Begin

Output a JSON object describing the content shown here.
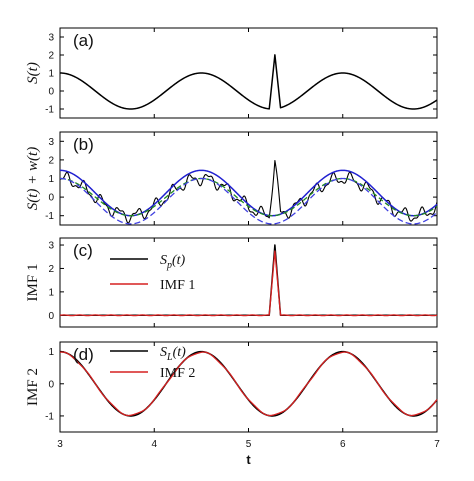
{
  "colors": {
    "signal": "#000000",
    "imf": "#d62020",
    "envelope_upper": "#2020d0",
    "envelope_mean": "#208a20",
    "envelope_lower": "#4040e0"
  },
  "chart_data": {
    "type": "line",
    "xlabel": "t",
    "xlim": [
      3,
      7
    ],
    "x_ticks": [
      "3",
      "4",
      "5",
      "6",
      "7"
    ],
    "signal_model": {
      "sinusoid_period": 1.5,
      "sinusoid_amplitude": 1,
      "sinusoid_phase_ref": 3,
      "pulse_center": 5.28,
      "pulse_height": 3,
      "pulse_width": 0.12
    },
    "panels": [
      {
        "letter": "(a)",
        "ylabel": "S(t)",
        "ylim": [
          -1.5,
          3.5
        ],
        "y_ticks": [
          "-1",
          "0",
          "1",
          "2",
          "3"
        ],
        "y_tick_values": [
          -1,
          0,
          1,
          2,
          3
        ],
        "series": [
          {
            "kind": "signal"
          }
        ]
      },
      {
        "letter": "(b)",
        "ylabel": "S(t) + w(t)",
        "ylim": [
          -1.5,
          3.5
        ],
        "y_ticks": [
          "-1",
          "0",
          "1",
          "2",
          "3"
        ],
        "y_tick_values": [
          -1,
          0,
          1,
          2,
          3
        ],
        "series": [
          {
            "kind": "noisy"
          },
          {
            "kind": "envelopes"
          }
        ]
      },
      {
        "letter": "(c)",
        "ylabel": "IMF 1",
        "ylim": [
          -0.5,
          3.3
        ],
        "y_ticks": [
          "0",
          "1",
          "2",
          "3"
        ],
        "y_tick_values": [
          0,
          1,
          2,
          3
        ],
        "legend": {
          "items": [
            {
              "base": "S",
              "sub": "p",
              "suffix": "(t)"
            },
            {
              "base": "IMF 1",
              "sub": "",
              "suffix": ""
            }
          ]
        },
        "series": [
          {
            "kind": "pulse"
          }
        ]
      },
      {
        "letter": "(d)",
        "ylabel": "IMF 2",
        "ylim": [
          -1.5,
          1.3
        ],
        "y_ticks": [
          "-1",
          "0",
          "1"
        ],
        "y_tick_values": [
          -1,
          0,
          1
        ],
        "legend": {
          "items": [
            {
              "base": "S",
              "sub": "L",
              "suffix": "(t)"
            },
            {
              "base": "IMF 2",
              "sub": "",
              "suffix": ""
            }
          ]
        },
        "series": [
          {
            "kind": "sinusoid"
          }
        ]
      }
    ]
  }
}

End

EXERCISE DIRECTIONS:
Leave out the pictures and print every line of the data exactly.

SOLUTION:
Output a JSON object describing the content shown here.
{
  "colors": {
    "signal": "#000000",
    "imf": "#d62020",
    "envelope_upper": "#2020d0",
    "envelope_mean": "#208a20",
    "envelope_lower": "#4040e0"
  },
  "chart_data": {
    "type": "line",
    "xlabel": "t",
    "xlim": [
      3,
      7
    ],
    "x_ticks": [
      "3",
      "4",
      "5",
      "6",
      "7"
    ],
    "signal_model": {
      "sinusoid_period": 1.5,
      "sinusoid_amplitude": 1,
      "sinusoid_phase_ref": 3,
      "pulse_center": 5.28,
      "pulse_height": 3,
      "pulse_width": 0.12
    },
    "panels": [
      {
        "letter": "(a)",
        "ylabel": "S(t)",
        "ylim": [
          -1.5,
          3.5
        ],
        "y_ticks": [
          "-1",
          "0",
          "1",
          "2",
          "3"
        ],
        "y_tick_values": [
          -1,
          0,
          1,
          2,
          3
        ],
        "series": [
          {
            "kind": "signal"
          }
        ]
      },
      {
        "letter": "(b)",
        "ylabel": "S(t) + w(t)",
        "ylim": [
          -1.5,
          3.5
        ],
        "y_ticks": [
          "-1",
          "0",
          "1",
          "2",
          "3"
        ],
        "y_tick_values": [
          -1,
          0,
          1,
          2,
          3
        ],
        "series": [
          {
            "kind": "noisy"
          },
          {
            "kind": "envelopes"
          }
        ]
      },
      {
        "letter": "(c)",
        "ylabel": "IMF 1",
        "ylim": [
          -0.5,
          3.3
        ],
        "y_ticks": [
          "0",
          "1",
          "2",
          "3"
        ],
        "y_tick_values": [
          0,
          1,
          2,
          3
        ],
        "legend": {
          "items": [
            {
              "base": "S",
              "sub": "p",
              "suffix": "(t)"
            },
            {
              "base": "IMF 1",
              "sub": "",
              "suffix": ""
            }
          ]
        },
        "series": [
          {
            "kind": "pulse"
          }
        ]
      },
      {
        "letter": "(d)",
        "ylabel": "IMF 2",
        "ylim": [
          -1.5,
          1.3
        ],
        "y_ticks": [
          "-1",
          "0",
          "1"
        ],
        "y_tick_values": [
          -1,
          0,
          1
        ],
        "legend": {
          "items": [
            {
              "base": "S",
              "sub": "L",
              "suffix": "(t)"
            },
            {
              "base": "IMF 2",
              "sub": "",
              "suffix": ""
            }
          ]
        },
        "series": [
          {
            "kind": "sinusoid"
          }
        ]
      }
    ]
  }
}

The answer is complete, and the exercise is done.